(Stored entries)
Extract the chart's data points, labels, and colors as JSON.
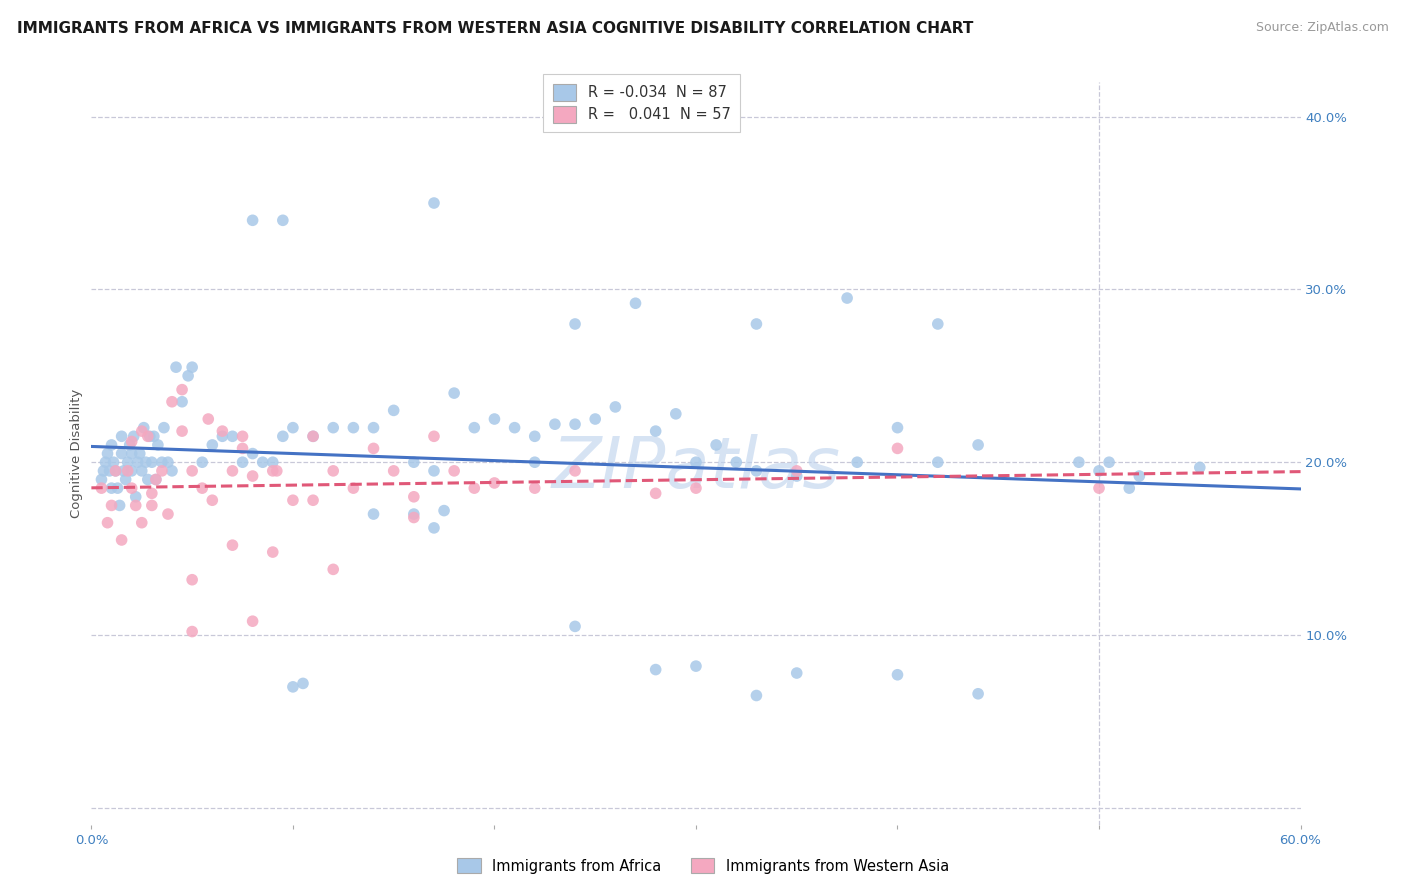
{
  "title": "IMMIGRANTS FROM AFRICA VS IMMIGRANTS FROM WESTERN ASIA COGNITIVE DISABILITY CORRELATION CHART",
  "source": "Source: ZipAtlas.com",
  "ylabel": "Cognitive Disability",
  "ytick_positions": [
    0.0,
    0.1,
    0.2,
    0.3,
    0.4
  ],
  "ytick_labels": [
    "",
    "10.0%",
    "20.0%",
    "30.0%",
    "40.0%"
  ],
  "xtick_positions": [
    0.0,
    0.1,
    0.2,
    0.3,
    0.4,
    0.5,
    0.6
  ],
  "xtick_labels": [
    "0.0%",
    "",
    "",
    "",
    "",
    "",
    "60.0%"
  ],
  "xlim": [
    0.0,
    0.6
  ],
  "ylim": [
    -0.01,
    0.42
  ],
  "r_africa": -0.034,
  "n_africa": 87,
  "r_western_asia": 0.041,
  "n_western_asia": 57,
  "color_africa": "#a8c8e8",
  "color_western_asia": "#f4a8c0",
  "trendline_africa_color": "#4472c4",
  "trendline_western_asia_color": "#e05878",
  "background_color": "#ffffff",
  "grid_color": "#c8c8d8",
  "watermark_color": "#c0d4ee",
  "watermark_text": "ZIPatlas",
  "africa_x": [
    0.005,
    0.006,
    0.007,
    0.008,
    0.009,
    0.01,
    0.01,
    0.011,
    0.012,
    0.013,
    0.014,
    0.015,
    0.015,
    0.016,
    0.017,
    0.018,
    0.019,
    0.02,
    0.02,
    0.021,
    0.022,
    0.023,
    0.024,
    0.025,
    0.026,
    0.027,
    0.028,
    0.029,
    0.03,
    0.031,
    0.032,
    0.033,
    0.035,
    0.036,
    0.038,
    0.04,
    0.042,
    0.045,
    0.048,
    0.05,
    0.055,
    0.06,
    0.065,
    0.07,
    0.075,
    0.08,
    0.085,
    0.09,
    0.095,
    0.1,
    0.11,
    0.12,
    0.13,
    0.14,
    0.15,
    0.16,
    0.17,
    0.18,
    0.19,
    0.2,
    0.21,
    0.22,
    0.23,
    0.24,
    0.25,
    0.26,
    0.27,
    0.28,
    0.29,
    0.3,
    0.31,
    0.32,
    0.33,
    0.35,
    0.38,
    0.4,
    0.42,
    0.44,
    0.5,
    0.52,
    0.55,
    0.14,
    0.17,
    0.22,
    0.28,
    0.3,
    0.35
  ],
  "africa_y": [
    0.19,
    0.195,
    0.2,
    0.205,
    0.195,
    0.185,
    0.21,
    0.2,
    0.195,
    0.185,
    0.175,
    0.215,
    0.205,
    0.195,
    0.19,
    0.2,
    0.21,
    0.195,
    0.205,
    0.215,
    0.18,
    0.2,
    0.205,
    0.195,
    0.22,
    0.2,
    0.19,
    0.215,
    0.2,
    0.215,
    0.19,
    0.21,
    0.2,
    0.22,
    0.2,
    0.195,
    0.255,
    0.235,
    0.25,
    0.255,
    0.2,
    0.21,
    0.215,
    0.215,
    0.2,
    0.205,
    0.2,
    0.2,
    0.215,
    0.22,
    0.215,
    0.22,
    0.22,
    0.22,
    0.23,
    0.2,
    0.195,
    0.24,
    0.22,
    0.225,
    0.22,
    0.215,
    0.222,
    0.222,
    0.225,
    0.232,
    0.292,
    0.218,
    0.228,
    0.2,
    0.21,
    0.2,
    0.195,
    0.192,
    0.2,
    0.22,
    0.2,
    0.21,
    0.195,
    0.192,
    0.197,
    0.17,
    0.162,
    0.2,
    0.08,
    0.082,
    0.078
  ],
  "africa_x_outliers": [
    0.24,
    0.33,
    0.42,
    0.375,
    0.49,
    0.505,
    0.515,
    0.17,
    0.08,
    0.095,
    0.16,
    0.175
  ],
  "africa_y_outliers": [
    0.28,
    0.28,
    0.28,
    0.295,
    0.2,
    0.2,
    0.185,
    0.35,
    0.34,
    0.34,
    0.17,
    0.172
  ],
  "africa_x_low": [
    0.24,
    0.33,
    0.44,
    0.4,
    0.1,
    0.105
  ],
  "africa_y_low": [
    0.105,
    0.065,
    0.066,
    0.077,
    0.07,
    0.072
  ],
  "western_asia_x": [
    0.005,
    0.008,
    0.01,
    0.012,
    0.015,
    0.018,
    0.02,
    0.022,
    0.025,
    0.028,
    0.03,
    0.032,
    0.035,
    0.038,
    0.04,
    0.045,
    0.05,
    0.055,
    0.06,
    0.065,
    0.07,
    0.075,
    0.08,
    0.09,
    0.1,
    0.11,
    0.12,
    0.13,
    0.14,
    0.15,
    0.16,
    0.17,
    0.18,
    0.19,
    0.2,
    0.22,
    0.24,
    0.28,
    0.3,
    0.35,
    0.4,
    0.5,
    0.05,
    0.07,
    0.09,
    0.12,
    0.16,
    0.05,
    0.08,
    0.02,
    0.025,
    0.03,
    0.045,
    0.058,
    0.075,
    0.092,
    0.11
  ],
  "western_asia_y": [
    0.185,
    0.165,
    0.175,
    0.195,
    0.155,
    0.195,
    0.185,
    0.175,
    0.165,
    0.215,
    0.175,
    0.19,
    0.195,
    0.17,
    0.235,
    0.242,
    0.195,
    0.185,
    0.178,
    0.218,
    0.195,
    0.208,
    0.192,
    0.195,
    0.178,
    0.215,
    0.195,
    0.185,
    0.208,
    0.195,
    0.18,
    0.215,
    0.195,
    0.185,
    0.188,
    0.185,
    0.195,
    0.182,
    0.185,
    0.195,
    0.208,
    0.185,
    0.132,
    0.152,
    0.148,
    0.138,
    0.168,
    0.102,
    0.108,
    0.212,
    0.218,
    0.182,
    0.218,
    0.225,
    0.215,
    0.195,
    0.178
  ],
  "title_fontsize": 11,
  "axis_label_fontsize": 9.5,
  "tick_fontsize": 9.5,
  "source_fontsize": 9
}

(TASK STATEMENT) Each line in the records above should be reproduced exactly; images are not copied.

(EXPECTED ANSWER)
Extract the chart's data points, labels, and colors as JSON.
{
  "title": "IMMIGRANTS FROM AFRICA VS IMMIGRANTS FROM WESTERN ASIA COGNITIVE DISABILITY CORRELATION CHART",
  "source": "Source: ZipAtlas.com",
  "ylabel": "Cognitive Disability",
  "ytick_positions": [
    0.0,
    0.1,
    0.2,
    0.3,
    0.4
  ],
  "ytick_labels": [
    "",
    "10.0%",
    "20.0%",
    "30.0%",
    "40.0%"
  ],
  "xtick_positions": [
    0.0,
    0.1,
    0.2,
    0.3,
    0.4,
    0.5,
    0.6
  ],
  "xtick_labels": [
    "0.0%",
    "",
    "",
    "",
    "",
    "",
    "60.0%"
  ],
  "xlim": [
    0.0,
    0.6
  ],
  "ylim": [
    -0.01,
    0.42
  ],
  "r_africa": -0.034,
  "n_africa": 87,
  "r_western_asia": 0.041,
  "n_western_asia": 57,
  "color_africa": "#a8c8e8",
  "color_western_asia": "#f4a8c0",
  "trendline_africa_color": "#4472c4",
  "trendline_western_asia_color": "#e05878",
  "background_color": "#ffffff",
  "grid_color": "#c8c8d8",
  "watermark_color": "#c0d4ee",
  "watermark_text": "ZIPatlas",
  "africa_x": [
    0.005,
    0.006,
    0.007,
    0.008,
    0.009,
    0.01,
    0.01,
    0.011,
    0.012,
    0.013,
    0.014,
    0.015,
    0.015,
    0.016,
    0.017,
    0.018,
    0.019,
    0.02,
    0.02,
    0.021,
    0.022,
    0.023,
    0.024,
    0.025,
    0.026,
    0.027,
    0.028,
    0.029,
    0.03,
    0.031,
    0.032,
    0.033,
    0.035,
    0.036,
    0.038,
    0.04,
    0.042,
    0.045,
    0.048,
    0.05,
    0.055,
    0.06,
    0.065,
    0.07,
    0.075,
    0.08,
    0.085,
    0.09,
    0.095,
    0.1,
    0.11,
    0.12,
    0.13,
    0.14,
    0.15,
    0.16,
    0.17,
    0.18,
    0.19,
    0.2,
    0.21,
    0.22,
    0.23,
    0.24,
    0.25,
    0.26,
    0.27,
    0.28,
    0.29,
    0.3,
    0.31,
    0.32,
    0.33,
    0.35,
    0.38,
    0.4,
    0.42,
    0.44,
    0.5,
    0.52,
    0.55,
    0.14,
    0.17,
    0.22,
    0.28,
    0.3,
    0.35
  ],
  "africa_y": [
    0.19,
    0.195,
    0.2,
    0.205,
    0.195,
    0.185,
    0.21,
    0.2,
    0.195,
    0.185,
    0.175,
    0.215,
    0.205,
    0.195,
    0.19,
    0.2,
    0.21,
    0.195,
    0.205,
    0.215,
    0.18,
    0.2,
    0.205,
    0.195,
    0.22,
    0.2,
    0.19,
    0.215,
    0.2,
    0.215,
    0.19,
    0.21,
    0.2,
    0.22,
    0.2,
    0.195,
    0.255,
    0.235,
    0.25,
    0.255,
    0.2,
    0.21,
    0.215,
    0.215,
    0.2,
    0.205,
    0.2,
    0.2,
    0.215,
    0.22,
    0.215,
    0.22,
    0.22,
    0.22,
    0.23,
    0.2,
    0.195,
    0.24,
    0.22,
    0.225,
    0.22,
    0.215,
    0.222,
    0.222,
    0.225,
    0.232,
    0.292,
    0.218,
    0.228,
    0.2,
    0.21,
    0.2,
    0.195,
    0.192,
    0.2,
    0.22,
    0.2,
    0.21,
    0.195,
    0.192,
    0.197,
    0.17,
    0.162,
    0.2,
    0.08,
    0.082,
    0.078
  ],
  "africa_x_outliers": [
    0.24,
    0.33,
    0.42,
    0.375,
    0.49,
    0.505,
    0.515,
    0.17,
    0.08,
    0.095,
    0.16,
    0.175
  ],
  "africa_y_outliers": [
    0.28,
    0.28,
    0.28,
    0.295,
    0.2,
    0.2,
    0.185,
    0.35,
    0.34,
    0.34,
    0.17,
    0.172
  ],
  "africa_x_low": [
    0.24,
    0.33,
    0.44,
    0.4,
    0.1,
    0.105
  ],
  "africa_y_low": [
    0.105,
    0.065,
    0.066,
    0.077,
    0.07,
    0.072
  ],
  "western_asia_x": [
    0.005,
    0.008,
    0.01,
    0.012,
    0.015,
    0.018,
    0.02,
    0.022,
    0.025,
    0.028,
    0.03,
    0.032,
    0.035,
    0.038,
    0.04,
    0.045,
    0.05,
    0.055,
    0.06,
    0.065,
    0.07,
    0.075,
    0.08,
    0.09,
    0.1,
    0.11,
    0.12,
    0.13,
    0.14,
    0.15,
    0.16,
    0.17,
    0.18,
    0.19,
    0.2,
    0.22,
    0.24,
    0.28,
    0.3,
    0.35,
    0.4,
    0.5,
    0.05,
    0.07,
    0.09,
    0.12,
    0.16,
    0.05,
    0.08,
    0.02,
    0.025,
    0.03,
    0.045,
    0.058,
    0.075,
    0.092,
    0.11
  ],
  "western_asia_y": [
    0.185,
    0.165,
    0.175,
    0.195,
    0.155,
    0.195,
    0.185,
    0.175,
    0.165,
    0.215,
    0.175,
    0.19,
    0.195,
    0.17,
    0.235,
    0.242,
    0.195,
    0.185,
    0.178,
    0.218,
    0.195,
    0.208,
    0.192,
    0.195,
    0.178,
    0.215,
    0.195,
    0.185,
    0.208,
    0.195,
    0.18,
    0.215,
    0.195,
    0.185,
    0.188,
    0.185,
    0.195,
    0.182,
    0.185,
    0.195,
    0.208,
    0.185,
    0.132,
    0.152,
    0.148,
    0.138,
    0.168,
    0.102,
    0.108,
    0.212,
    0.218,
    0.182,
    0.218,
    0.225,
    0.215,
    0.195,
    0.178
  ],
  "title_fontsize": 11,
  "axis_label_fontsize": 9.5,
  "tick_fontsize": 9.5,
  "source_fontsize": 9
}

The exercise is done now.